• **WHAT THIS TASK INVOLVES**: Gather all lines in the records below that include the word "Equivalent".

• **DATA**:

§

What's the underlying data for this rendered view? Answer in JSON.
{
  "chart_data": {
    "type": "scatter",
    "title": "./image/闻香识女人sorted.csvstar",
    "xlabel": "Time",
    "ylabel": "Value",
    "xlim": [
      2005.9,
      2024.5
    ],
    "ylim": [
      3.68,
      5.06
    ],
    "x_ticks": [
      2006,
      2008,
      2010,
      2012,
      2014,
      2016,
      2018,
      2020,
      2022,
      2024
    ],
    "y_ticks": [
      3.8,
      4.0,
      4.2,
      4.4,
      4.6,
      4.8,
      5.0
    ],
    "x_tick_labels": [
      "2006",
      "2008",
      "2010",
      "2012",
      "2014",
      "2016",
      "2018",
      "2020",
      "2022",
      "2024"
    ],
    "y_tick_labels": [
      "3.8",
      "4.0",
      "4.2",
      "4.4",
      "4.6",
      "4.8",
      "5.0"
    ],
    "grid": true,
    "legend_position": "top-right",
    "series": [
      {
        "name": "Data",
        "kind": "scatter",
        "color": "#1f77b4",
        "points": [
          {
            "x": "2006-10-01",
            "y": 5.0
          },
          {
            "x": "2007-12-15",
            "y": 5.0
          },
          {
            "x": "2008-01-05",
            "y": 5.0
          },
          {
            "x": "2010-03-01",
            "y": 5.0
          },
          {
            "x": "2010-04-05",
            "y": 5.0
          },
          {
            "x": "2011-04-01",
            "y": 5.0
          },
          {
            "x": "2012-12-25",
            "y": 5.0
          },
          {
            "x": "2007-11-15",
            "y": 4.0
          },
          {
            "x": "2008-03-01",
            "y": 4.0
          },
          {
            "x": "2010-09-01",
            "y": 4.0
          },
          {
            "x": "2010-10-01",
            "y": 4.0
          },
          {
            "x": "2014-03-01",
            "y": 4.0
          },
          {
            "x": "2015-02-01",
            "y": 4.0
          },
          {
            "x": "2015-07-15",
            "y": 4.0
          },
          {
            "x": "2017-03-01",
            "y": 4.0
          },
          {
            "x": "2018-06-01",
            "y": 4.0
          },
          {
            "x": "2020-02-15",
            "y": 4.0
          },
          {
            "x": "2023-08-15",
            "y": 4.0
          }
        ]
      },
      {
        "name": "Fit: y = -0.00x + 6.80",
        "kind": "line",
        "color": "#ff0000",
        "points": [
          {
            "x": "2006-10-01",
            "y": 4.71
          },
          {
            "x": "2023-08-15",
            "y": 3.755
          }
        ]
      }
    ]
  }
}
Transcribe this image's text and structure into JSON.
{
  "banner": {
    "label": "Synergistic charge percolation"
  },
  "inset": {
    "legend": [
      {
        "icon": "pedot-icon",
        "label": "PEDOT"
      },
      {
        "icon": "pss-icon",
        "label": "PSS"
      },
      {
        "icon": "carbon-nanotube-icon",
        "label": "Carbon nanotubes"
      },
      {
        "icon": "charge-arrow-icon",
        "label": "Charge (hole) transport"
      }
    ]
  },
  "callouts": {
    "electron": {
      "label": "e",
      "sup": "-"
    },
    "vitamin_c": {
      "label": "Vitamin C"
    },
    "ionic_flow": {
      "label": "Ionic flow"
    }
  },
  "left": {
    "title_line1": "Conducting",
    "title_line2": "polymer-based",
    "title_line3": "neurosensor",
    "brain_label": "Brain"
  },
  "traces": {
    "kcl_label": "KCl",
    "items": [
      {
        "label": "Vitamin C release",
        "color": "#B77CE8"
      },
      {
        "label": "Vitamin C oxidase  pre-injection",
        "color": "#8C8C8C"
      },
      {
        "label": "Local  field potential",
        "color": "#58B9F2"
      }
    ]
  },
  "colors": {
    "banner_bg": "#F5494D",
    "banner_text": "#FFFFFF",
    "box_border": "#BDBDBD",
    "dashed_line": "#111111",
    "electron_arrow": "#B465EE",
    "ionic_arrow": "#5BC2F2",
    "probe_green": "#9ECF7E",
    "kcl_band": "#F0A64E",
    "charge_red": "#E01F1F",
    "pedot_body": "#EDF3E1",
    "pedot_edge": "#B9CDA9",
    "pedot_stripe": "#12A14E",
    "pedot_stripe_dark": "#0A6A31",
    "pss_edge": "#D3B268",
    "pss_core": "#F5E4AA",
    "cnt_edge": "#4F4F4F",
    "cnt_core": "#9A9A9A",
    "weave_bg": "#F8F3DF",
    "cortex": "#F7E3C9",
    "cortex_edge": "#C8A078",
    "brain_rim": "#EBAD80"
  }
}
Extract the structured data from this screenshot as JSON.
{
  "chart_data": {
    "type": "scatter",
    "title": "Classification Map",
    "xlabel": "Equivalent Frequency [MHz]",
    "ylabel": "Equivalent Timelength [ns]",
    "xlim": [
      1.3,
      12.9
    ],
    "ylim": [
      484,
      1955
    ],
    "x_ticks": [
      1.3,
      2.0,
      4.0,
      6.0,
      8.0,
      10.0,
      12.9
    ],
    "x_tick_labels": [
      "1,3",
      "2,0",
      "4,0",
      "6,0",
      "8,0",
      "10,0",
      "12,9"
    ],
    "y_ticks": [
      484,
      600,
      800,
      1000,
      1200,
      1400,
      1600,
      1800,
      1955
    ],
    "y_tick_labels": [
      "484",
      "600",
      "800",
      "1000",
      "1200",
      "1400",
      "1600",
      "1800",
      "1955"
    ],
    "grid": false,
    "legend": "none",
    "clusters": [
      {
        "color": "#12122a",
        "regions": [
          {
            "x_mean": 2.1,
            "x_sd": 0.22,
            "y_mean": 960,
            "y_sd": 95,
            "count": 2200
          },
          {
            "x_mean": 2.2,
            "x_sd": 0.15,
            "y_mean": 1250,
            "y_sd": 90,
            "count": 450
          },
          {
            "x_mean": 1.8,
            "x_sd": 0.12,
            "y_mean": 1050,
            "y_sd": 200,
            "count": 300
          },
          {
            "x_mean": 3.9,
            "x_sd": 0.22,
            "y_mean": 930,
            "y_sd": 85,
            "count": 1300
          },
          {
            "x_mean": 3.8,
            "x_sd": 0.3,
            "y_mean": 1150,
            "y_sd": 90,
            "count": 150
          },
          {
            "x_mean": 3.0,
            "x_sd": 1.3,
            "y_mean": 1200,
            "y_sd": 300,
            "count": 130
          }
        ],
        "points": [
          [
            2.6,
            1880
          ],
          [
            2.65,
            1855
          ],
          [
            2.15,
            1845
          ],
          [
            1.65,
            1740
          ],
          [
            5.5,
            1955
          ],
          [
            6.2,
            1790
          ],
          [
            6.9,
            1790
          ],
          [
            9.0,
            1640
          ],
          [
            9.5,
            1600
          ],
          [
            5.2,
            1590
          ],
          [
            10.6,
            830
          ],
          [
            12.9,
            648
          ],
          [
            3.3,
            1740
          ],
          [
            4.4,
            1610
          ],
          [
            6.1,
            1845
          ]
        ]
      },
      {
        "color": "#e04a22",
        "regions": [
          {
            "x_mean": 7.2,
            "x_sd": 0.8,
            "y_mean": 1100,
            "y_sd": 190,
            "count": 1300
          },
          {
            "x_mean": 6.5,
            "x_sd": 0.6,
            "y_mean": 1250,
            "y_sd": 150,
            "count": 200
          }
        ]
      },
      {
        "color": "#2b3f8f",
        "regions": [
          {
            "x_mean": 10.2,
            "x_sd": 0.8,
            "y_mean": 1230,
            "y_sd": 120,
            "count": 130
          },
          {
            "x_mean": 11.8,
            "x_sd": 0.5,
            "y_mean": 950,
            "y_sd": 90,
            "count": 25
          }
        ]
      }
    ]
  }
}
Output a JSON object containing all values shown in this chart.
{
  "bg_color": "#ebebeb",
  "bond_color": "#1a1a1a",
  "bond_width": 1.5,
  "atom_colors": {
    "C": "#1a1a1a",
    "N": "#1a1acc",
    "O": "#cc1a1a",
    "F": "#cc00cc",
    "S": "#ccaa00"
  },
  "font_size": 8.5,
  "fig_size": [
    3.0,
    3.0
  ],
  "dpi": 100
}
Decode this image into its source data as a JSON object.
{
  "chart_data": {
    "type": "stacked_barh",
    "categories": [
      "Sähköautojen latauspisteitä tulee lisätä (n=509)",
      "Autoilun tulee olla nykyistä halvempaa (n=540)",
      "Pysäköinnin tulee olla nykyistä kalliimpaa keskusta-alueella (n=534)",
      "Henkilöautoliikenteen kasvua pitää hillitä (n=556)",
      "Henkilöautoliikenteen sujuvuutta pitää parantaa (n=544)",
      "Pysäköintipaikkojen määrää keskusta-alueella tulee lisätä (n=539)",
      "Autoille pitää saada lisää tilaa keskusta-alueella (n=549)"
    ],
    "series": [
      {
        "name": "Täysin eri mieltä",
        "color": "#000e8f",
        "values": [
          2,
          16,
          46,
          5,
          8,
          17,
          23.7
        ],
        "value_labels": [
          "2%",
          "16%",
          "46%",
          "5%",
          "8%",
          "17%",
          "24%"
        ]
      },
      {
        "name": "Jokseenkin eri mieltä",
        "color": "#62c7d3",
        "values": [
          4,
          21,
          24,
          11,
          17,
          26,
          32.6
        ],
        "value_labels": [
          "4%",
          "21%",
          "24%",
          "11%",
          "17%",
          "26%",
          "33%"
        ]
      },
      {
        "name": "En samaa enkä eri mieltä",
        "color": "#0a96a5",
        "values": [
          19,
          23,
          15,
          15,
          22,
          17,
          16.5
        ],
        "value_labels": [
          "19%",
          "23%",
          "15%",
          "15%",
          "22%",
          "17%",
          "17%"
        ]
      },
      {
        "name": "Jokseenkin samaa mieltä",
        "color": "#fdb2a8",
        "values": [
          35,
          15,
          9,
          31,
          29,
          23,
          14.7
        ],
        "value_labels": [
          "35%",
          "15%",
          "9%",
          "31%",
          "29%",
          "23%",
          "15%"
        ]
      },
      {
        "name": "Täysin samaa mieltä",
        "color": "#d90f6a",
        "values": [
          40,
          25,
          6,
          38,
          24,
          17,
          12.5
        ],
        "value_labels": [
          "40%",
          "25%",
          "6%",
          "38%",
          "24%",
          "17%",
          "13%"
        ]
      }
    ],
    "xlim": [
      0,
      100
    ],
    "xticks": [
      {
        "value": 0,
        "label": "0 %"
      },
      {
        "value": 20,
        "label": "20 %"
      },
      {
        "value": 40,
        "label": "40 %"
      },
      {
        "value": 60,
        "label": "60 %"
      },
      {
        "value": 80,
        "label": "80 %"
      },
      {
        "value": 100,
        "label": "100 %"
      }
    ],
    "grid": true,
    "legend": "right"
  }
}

§

• **SOLUTION FOR THIS EXERCISE**:
    "xlabel": "Equivalent Frequency [MHz]",
    "ylabel": "Equivalent Timelength [ns]",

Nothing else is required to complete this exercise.